++++ Rows
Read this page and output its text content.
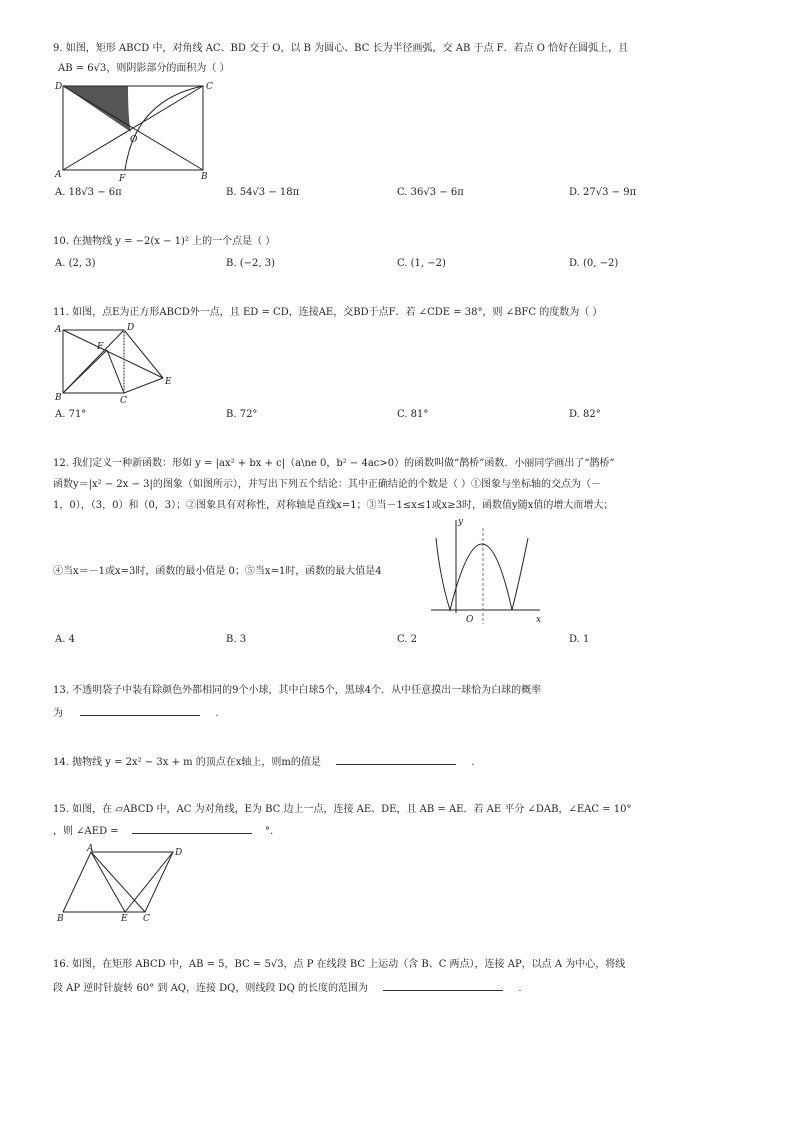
9. 如图，矩形 ABCD 中，对角线 AC、BD 交于 O，以 B 为圆心、BC 长为半径画弧，交 AB 于点 F．若点 O 恰好在圆弧上，且
AB = 6√3，则阴影部分的面积为（ ）
D	C
O
A	F	B
A. 18√3 − 6π	B. 54√3 − 18π	C. 36√3 − 6π	D. 27√3 − 9π
10. 在抛物线 y = −2(x − 1)² 上的一个点是（ ）
A. (2, 3)	B. (−2, 3)	C. (1, −2)	D. (0, −2)
11. 如图，点E为正方形ABCD外一点，且 ED = CD，连接AE，交BD于点F．若 ∠CDE = 38°，则 ∠BFC 的度数为（ ）
A	D
F
E
B	C
A. 71°	B. 72°	C. 81°	D. 82°
12. 我们定义一种新函数：形如 y = |ax² + bx + c|（a\ne 0，b² − 4ac>0）的函数叫做“鹊桥”函数．小丽同学画出了“鹊桥”
函数y＝|x² − 2x − 3|的图象（如图所示），并写出下列五个结论：其中正确结论的个数是（ ）①图象与坐标轴的交点为（－
1，0），（3，0）和（0，3）；②图象具有对称性，对称轴是直线x=1；③当－1≤x≤1或x≥3时，函数值y随x值的增大而增大；
④当x＝－1或x=3时，函数的最小值是 0；⑤当x=1时，函数的最大值是4
y
O	x
A. 4	B. 3	C. 2	D. 1
13. 不透明袋子中装有除颜色外都相同的9个小球，其中白球5个，黑球4个．从中任意摸出一球恰为白球的概率
为	.
14. 抛物线 y = 2x² − 3x + m 的顶点在x轴上，则m的值是	.
15. 如图，在 ▱ABCD 中，AC 为对角线，E为 BC 边上一点，连接 AE、DE，且 AB = AE．若 AE 平分 ∠DAB，∠EAC = 10°
，则 ∠AED =	°.
A	D
B	E C
16. 如图，在矩形 ABCD 中，AB = 5，BC = 5√3，点 P 在线段 BC 上运动（含 B、C 两点），连接 AP，以点 A 为中心，将线
段 AP 逆时针旋转 60° 到 AQ，连接 DQ，则线段 DQ 的长度的范围为	.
++++++++
Do not copy the pictures, but repeat every line exactly.

**Task solution:**
Read this page and output its text content.
9. 如图，矩形 ABCD 中，对角线 AC、BD 交于 O，以 B 为圆心、BC 长为半径画弧，交 AB 于点 F．若点 O 恰好在圆弧上，且
AB = 6√3，则阴影部分的面积为（ ）
D	C
O
A	F	B
A. 18√3 − 6π	B. 54√3 − 18π	C. 36√3 − 6π	D. 27√3 − 9π
10. 在抛物线 y = −2(x − 1)² 上的一个点是（ ）
A. (2, 3)	B. (−2, 3)	C. (1, −2)	D. (0, −2)
11. 如图，点E为正方形ABCD外一点，且 ED = CD，连接AE，交BD于点F．若 ∠CDE = 38°，则 ∠BFC 的度数为（ ）
A	D
F
E
B	C
A. 71°	B. 72°	C. 81°	D. 82°
12. 我们定义一种新函数：形如 y = |ax² + bx + c|（a\ne 0，b² − 4ac>0）的函数叫做“鹊桥”函数．小丽同学画出了“鹊桥”
函数y＝|x² − 2x − 3|的图象（如图所示），并写出下列五个结论：其中正确结论的个数是（ ）①图象与坐标轴的交点为（－
1，0），（3，0）和（0，3）；②图象具有对称性，对称轴是直线x=1；③当－1≤x≤1或x≥3时，函数值y随x值的增大而增大；
④当x＝－1或x=3时，函数的最小值是 0；⑤当x=1时，函数的最大值是4
y
O	x
A. 4	B. 3	C. 2	D. 1
13. 不透明袋子中装有除颜色外都相同的9个小球，其中白球5个，黑球4个．从中任意摸出一球恰为白球的概率
为	.
14. 抛物线 y = 2x² − 3x + m 的顶点在x轴上，则m的值是	.
15. 如图，在 ▱ABCD 中，AC 为对角线，E为 BC 边上一点，连接 AE、DE，且 AB = AE．若 AE 平分 ∠DAB，∠EAC = 10°
，则 ∠AED =	°.
A	D
B	E C
16. 如图，在矩形 ABCD 中，AB = 5，BC = 5√3，点 P 在线段 BC 上运动（含 B、C 两点），连接 AP，以点 A 为中心，将线
段 AP 逆时针旋转 60° 到 AQ，连接 DQ，则线段 DQ 的长度的范围为	.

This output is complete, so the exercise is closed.